DIRECTIVE -> Output the data below in full, byte for byte. Nothing may differ.

Source records
-- Begin --

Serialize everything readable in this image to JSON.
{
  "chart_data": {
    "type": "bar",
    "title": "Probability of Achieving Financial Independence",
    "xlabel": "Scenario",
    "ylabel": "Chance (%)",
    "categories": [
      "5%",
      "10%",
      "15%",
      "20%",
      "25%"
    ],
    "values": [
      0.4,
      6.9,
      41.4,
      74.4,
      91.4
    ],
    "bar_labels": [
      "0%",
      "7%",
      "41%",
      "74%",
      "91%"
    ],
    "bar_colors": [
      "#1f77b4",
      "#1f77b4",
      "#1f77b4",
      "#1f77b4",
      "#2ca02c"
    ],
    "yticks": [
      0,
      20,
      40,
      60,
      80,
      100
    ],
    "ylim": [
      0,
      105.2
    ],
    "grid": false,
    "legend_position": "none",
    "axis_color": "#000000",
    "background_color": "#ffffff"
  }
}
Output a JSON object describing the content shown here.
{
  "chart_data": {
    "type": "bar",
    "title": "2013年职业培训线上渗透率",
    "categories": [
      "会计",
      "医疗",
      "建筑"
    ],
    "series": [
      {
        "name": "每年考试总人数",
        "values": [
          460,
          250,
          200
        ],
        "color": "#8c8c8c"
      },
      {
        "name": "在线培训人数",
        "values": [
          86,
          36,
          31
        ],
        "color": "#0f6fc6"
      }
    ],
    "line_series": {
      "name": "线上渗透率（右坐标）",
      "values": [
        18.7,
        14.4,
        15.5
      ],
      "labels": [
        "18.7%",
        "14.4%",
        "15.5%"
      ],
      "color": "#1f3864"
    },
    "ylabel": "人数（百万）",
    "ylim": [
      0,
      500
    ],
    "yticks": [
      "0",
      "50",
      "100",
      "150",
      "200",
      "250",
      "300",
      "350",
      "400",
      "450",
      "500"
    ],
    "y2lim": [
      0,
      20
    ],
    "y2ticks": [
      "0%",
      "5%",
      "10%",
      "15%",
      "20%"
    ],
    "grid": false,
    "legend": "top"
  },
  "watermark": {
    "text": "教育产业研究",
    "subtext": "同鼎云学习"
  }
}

-- End --

WRITTEN SOLUTION ->
Serialize everything readable in this image to JSON.
{
  "chart_data": {
    "type": "bar",
    "title": "Probability of Achieving Financial Independence",
    "xlabel": "Scenario",
    "ylabel": "Chance (%)",
    "categories": [
      "5%",
      "10%",
      "15%",
      "20%",
      "25%"
    ],
    "values": [
      0.4,
      6.9,
      41.4,
      74.4,
      91.4
    ],
    "bar_labels": [
      "0%",
      "7%",
      "41%",
      "74%",
      "91%"
    ],
    "bar_colors": [
      "#1f77b4",
      "#1f77b4",
      "#1f77b4",
      "#1f77b4",
      "#2ca02c"
    ],
    "yticks": [
      0,
      20,
      40,
      60,
      80,
      100
    ],
    "ylim": [
      0,
      105.2
    ],
    "grid": false,
    "legend_position": "none",
    "axis_color": "#000000",
    "background_color": "#ffffff"
  }
}
Output a JSON object describing the content shown here.
{
  "chart_data": {
    "type": "bar",
    "title": "2013年职业培训线上渗透率",
    "categories": [
      "会计",
      "医疗",
      "建筑"
    ],
    "series": [
      {
        "name": "每年考试总人数",
        "values": [
          460,
          250,
          200
        ],
        "color": "#8c8c8c"
      },
      {
        "name": "在线培训人数",
        "values": [
          86,
          36,
          31
        ],
        "color": "#0f6fc6"
      }
    ],
    "line_series": {
      "name": "线上渗透率（右坐标）",
      "values": [
        18.7,
        14.4,
        15.5
      ],
      "labels": [
        "18.7%",
        "14.4%",
        "15.5%"
      ],
      "color": "#1f3864"
    },
    "ylabel": "人数（百万）",
    "ylim": [
      0,
      500
    ],
    "yticks": [
      "0",
      "50",
      "100",
      "150",
      "200",
      "250",
      "300",
      "350",
      "400",
      "450",
      "500"
    ],
    "y2lim": [
      0,
      20
    ],
    "y2ticks": [
      "0%",
      "5%",
      "10%",
      "15%",
      "20%"
    ],
    "grid": false,
    "legend": "top"
  },
  "watermark": {
    "text": "教育产业研究",
    "subtext": "同鼎云学习"
  }
}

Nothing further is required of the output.